--- Task item ---
Without the pictures, repeat the listing character for character.
+++
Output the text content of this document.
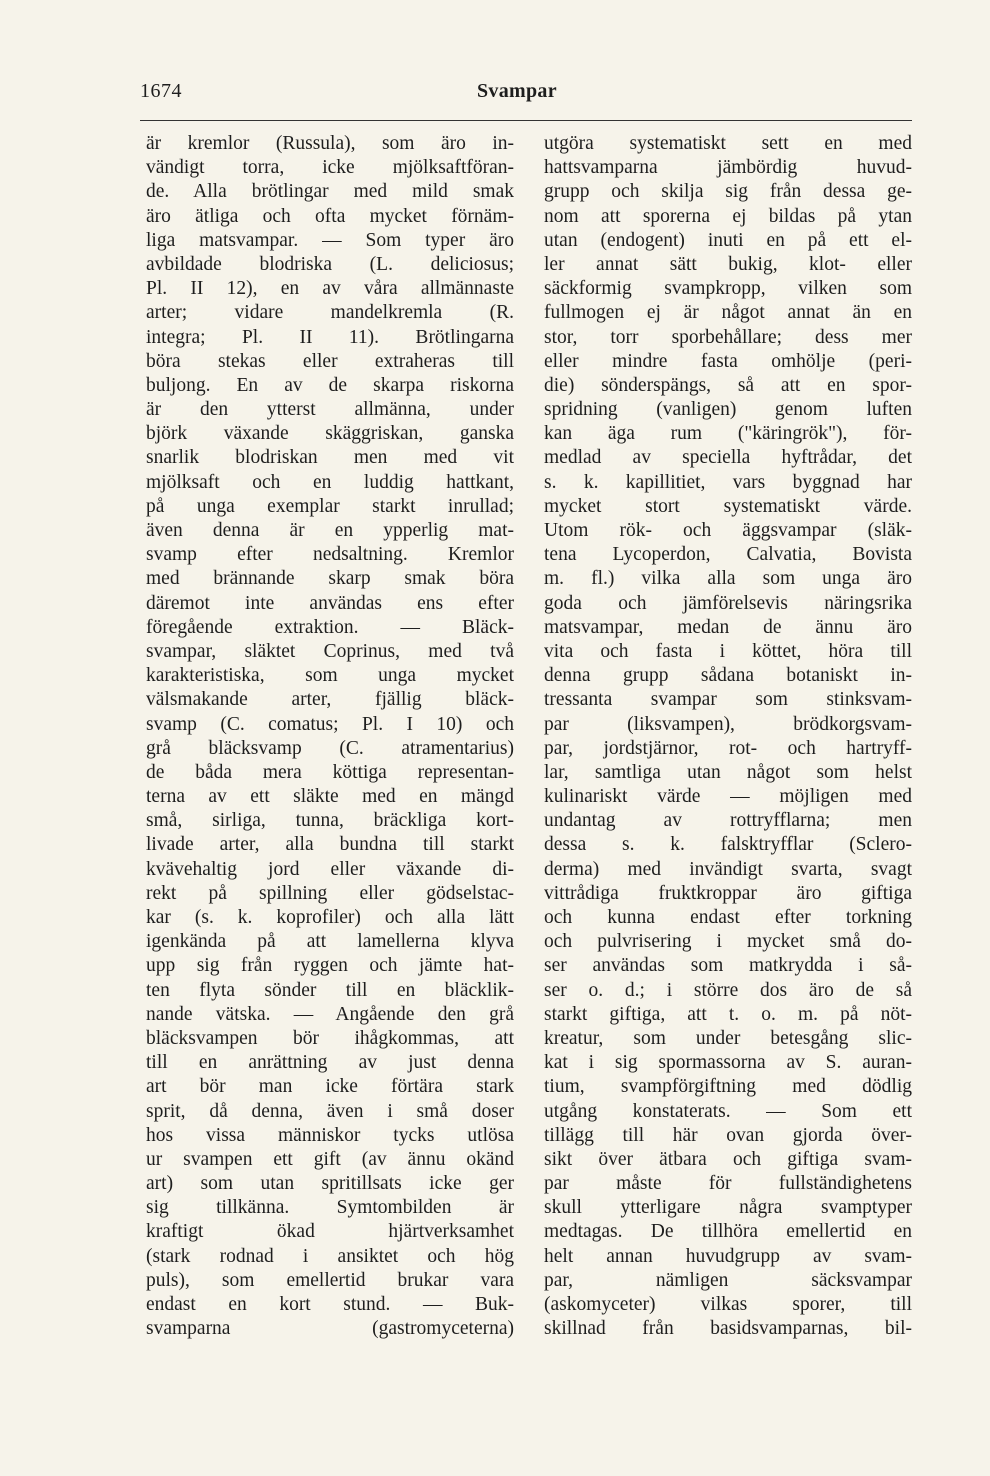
1674	Svampar
är kremlor (Russula), som äro in-
vändigt torra, icke mjölksaftföran-
de. Alla brötlingar med mild smak
äro ätliga och ofta mycket förnäm-
liga matsvampar. — Som typer äro
avbildade blodriska (L. deliciosus;
Pl. II 12), en av våra allmännaste
arter; vidare mandelkremla (R.
integra; Pl. II 11). Brötlingarna
böra stekas eller extraheras till
buljong. En av de skarpa riskorna
är den ytterst allmänna, under
björk växande skäggriskan, ganska
snarlik blodriskan men med vit
mjölksaft och en luddig hattkant,
på unga exemplar starkt inrullad;
även denna är en ypperlig mat-
svamp efter nedsaltning. Kremlor
med brännande skarp smak böra
däremot inte användas ens efter
föregående extraktion. — Bläck-
svampar, släktet Coprinus, med två
karakteristiska, som unga mycket
välsmakande arter, fjällig bläck-
svamp (C. comatus; Pl. I 10) och
grå bläcksvamp (C. atramentarius)
de båda mera köttiga representan-
terna av ett släkte med en mängd
små, sirliga, tunna, bräckliga kort-
livade arter, alla bundna till starkt
kvävehaltig jord eller växande di-
rekt på spillning eller gödselstac-
kar (s. k. koprofiler) och alla lätt
igenkända på att lamellerna klyva
upp sig från ryggen och jämte hat-
ten flyta sönder till en bläcklik-
nande vätska. — Angående den grå
bläcksvampen bör ihågkommas, att
till en anrättning av just denna
art bör man icke förtära stark
sprit, då denna, även i små doser
hos vissa människor tycks utlösa
ur svampen ett gift (av ännu okänd
art) som utan spritillsats icke ger
sig tillkänna. Symtombilden är
kraftigt ökad hjärtverksamhet
(stark rodnad i ansiktet och hög
puls), som emellertid brukar vara
endast en kort stund. — Buk-
svamparna (gastromyceterna)
utgöra systematiskt sett en med
hattsvamparna jämbördig huvud-
grupp och skilja sig från dessa ge-
nom att sporerna ej bildas på ytan
utan (endogent) inuti en på ett el-
ler annat sätt bukig, klot- eller
säckformig svampkropp, vilken som
fullmogen ej är något annat än en
stor, torr sporbehållare; dess mer
eller mindre fasta omhölje (peri-
die) sönderspängs, så att en spor-
spridning (vanligen) genom luften
kan äga rum ("käringrök"), för-
medlad av speciella hyftrådar, det
s. k. kapillitiet, vars byggnad har
mycket stort systematiskt värde.
Utom rök- och äggsvampar (släk-
tena Lycoperdon, Calvatia, Bovista
m. fl.) vilka alla som unga äro
goda och jämförelsevis näringsrika
matsvampar, medan de ännu äro
vita och fasta i köttet, höra till
denna grupp sådana botaniskt in-
tressanta svampar som stinksvam-
par (liksvampen), brödkorgsvam-
par, jordstjärnor, rot- och hartryff-
lar, samtliga utan något som helst
kulinariskt värde — möjligen med
undantag av rottryfflarna; men
dessa s. k. falsktryfflar (Sclero-
derma) med invändigt svarta, svagt
vittrådiga fruktkroppar äro giftiga
och kunna endast efter torkning
och pulvrisering i mycket små do-
ser användas som matkrydda i så-
ser o. d.; i större dos äro de så
starkt giftiga, att t. o. m. på nöt-
kreatur, som under betesgång slic-
kat i sig spormassorna av S. auran-
tium, svampförgiftning med dödlig
utgång konstaterats. — Som ett
tillägg till här ovan gjorda över-
sikt över ätbara och giftiga svam-
par måste för fullständighetens
skull ytterligare några svamptyper
medtagas. De tillhöra emellertid en
helt annan huvudgrupp av svam-
par, nämligen säcksvampar
(askomyceter) vilkas sporer, till
skillnad från basidsvamparnas, bil-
+++
--- Response ---
Output the text content of this document.
1674	Svampar
är kremlor (Russula), som äro in-
vändigt torra, icke mjölksaftföran-
de. Alla brötlingar med mild smak
äro ätliga och ofta mycket förnäm-
liga matsvampar. — Som typer äro
avbildade blodriska (L. deliciosus;
Pl. II 12), en av våra allmännaste
arter; vidare mandelkremla (R.
integra; Pl. II 11). Brötlingarna
böra stekas eller extraheras till
buljong. En av de skarpa riskorna
är den ytterst allmänna, under
björk växande skäggriskan, ganska
snarlik blodriskan men med vit
mjölksaft och en luddig hattkant,
på unga exemplar starkt inrullad;
även denna är en ypperlig mat-
svamp efter nedsaltning. Kremlor
med brännande skarp smak böra
däremot inte användas ens efter
föregående extraktion. — Bläck-
svampar, släktet Coprinus, med två
karakteristiska, som unga mycket
välsmakande arter, fjällig bläck-
svamp (C. comatus; Pl. I 10) och
grå bläcksvamp (C. atramentarius)
de båda mera köttiga representan-
terna av ett släkte med en mängd
små, sirliga, tunna, bräckliga kort-
livade arter, alla bundna till starkt
kvävehaltig jord eller växande di-
rekt på spillning eller gödselstac-
kar (s. k. koprofiler) och alla lätt
igenkända på att lamellerna klyva
upp sig från ryggen och jämte hat-
ten flyta sönder till en bläcklik-
nande vätska. — Angående den grå
bläcksvampen bör ihågkommas, att
till en anrättning av just denna
art bör man icke förtära stark
sprit, då denna, även i små doser
hos vissa människor tycks utlösa
ur svampen ett gift (av ännu okänd
art) som utan spritillsats icke ger
sig tillkänna. Symtombilden är
kraftigt ökad hjärtverksamhet
(stark rodnad i ansiktet och hög
puls), som emellertid brukar vara
endast en kort stund. — Buk-
svamparna (gastromyceterna)
utgöra systematiskt sett en med
hattsvamparna jämbördig huvud-
grupp och skilja sig från dessa ge-
nom att sporerna ej bildas på ytan
utan (endogent) inuti en på ett el-
ler annat sätt bukig, klot- eller
säckformig svampkropp, vilken som
fullmogen ej är något annat än en
stor, torr sporbehållare; dess mer
eller mindre fasta omhölje (peri-
die) sönderspängs, så att en spor-
spridning (vanligen) genom luften
kan äga rum ("käringrök"), för-
medlad av speciella hyftrådar, det
s. k. kapillitiet, vars byggnad har
mycket stort systematiskt värde.
Utom rök- och äggsvampar (släk-
tena Lycoperdon, Calvatia, Bovista
m. fl.) vilka alla som unga äro
goda och jämförelsevis näringsrika
matsvampar, medan de ännu äro
vita och fasta i köttet, höra till
denna grupp sådana botaniskt in-
tressanta svampar som stinksvam-
par (liksvampen), brödkorgsvam-
par, jordstjärnor, rot- och hartryff-
lar, samtliga utan något som helst
kulinariskt värde — möjligen med
undantag av rottryfflarna; men
dessa s. k. falsktryfflar (Sclero-
derma) med invändigt svarta, svagt
vittrådiga fruktkroppar äro giftiga
och kunna endast efter torkning
och pulvrisering i mycket små do-
ser användas som matkrydda i så-
ser o. d.; i större dos äro de så
starkt giftiga, att t. o. m. på nöt-
kreatur, som under betesgång slic-
kat i sig spormassorna av S. auran-
tium, svampförgiftning med dödlig
utgång konstaterats. — Som ett
tillägg till här ovan gjorda över-
sikt över ätbara och giftiga svam-
par måste för fullständighetens
skull ytterligare några svamptyper
medtagas. De tillhöra emellertid en
helt annan huvudgrupp av svam-
par, nämligen säcksvampar
(askomyceter) vilkas sporer, till
skillnad från basidsvamparnas, bil-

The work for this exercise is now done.